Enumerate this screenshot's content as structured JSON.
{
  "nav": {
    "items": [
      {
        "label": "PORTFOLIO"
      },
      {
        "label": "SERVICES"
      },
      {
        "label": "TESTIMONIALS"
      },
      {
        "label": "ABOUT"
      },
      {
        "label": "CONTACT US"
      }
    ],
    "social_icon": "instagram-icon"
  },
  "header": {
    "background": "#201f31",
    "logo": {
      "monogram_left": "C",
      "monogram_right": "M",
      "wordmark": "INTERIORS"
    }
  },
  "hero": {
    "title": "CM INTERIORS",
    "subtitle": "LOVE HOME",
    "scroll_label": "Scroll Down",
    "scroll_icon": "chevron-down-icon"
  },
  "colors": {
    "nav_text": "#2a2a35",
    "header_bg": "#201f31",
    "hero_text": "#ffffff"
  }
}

^^^^^^^^^^^^^^^^

Short problem - Repeat all of the entries exactly.

Written solution -
Enumerate this screenshot's content as structured JSON.
{
  "nav": {
    "items": [
      {
        "label": "PORTFOLIO"
      },
      {
        "label": "SERVICES"
      },
      {
        "label": "TESTIMONIALS"
      },
      {
        "label": "ABOUT"
      },
      {
        "label": "CONTACT US"
      }
    ],
    "social_icon": "instagram-icon"
  },
  "header": {
    "background": "#201f31",
    "logo": {
      "monogram_left": "C",
      "monogram_right": "M",
      "wordmark": "INTERIORS"
    }
  },
  "hero": {
    "title": "CM INTERIORS",
    "subtitle": "LOVE HOME",
    "scroll_label": "Scroll Down",
    "scroll_icon": "chevron-down-icon"
  },
  "colors": {
    "nav_text": "#2a2a35",
    "header_bg": "#201f31",
    "hero_text": "#ffffff"
  }
}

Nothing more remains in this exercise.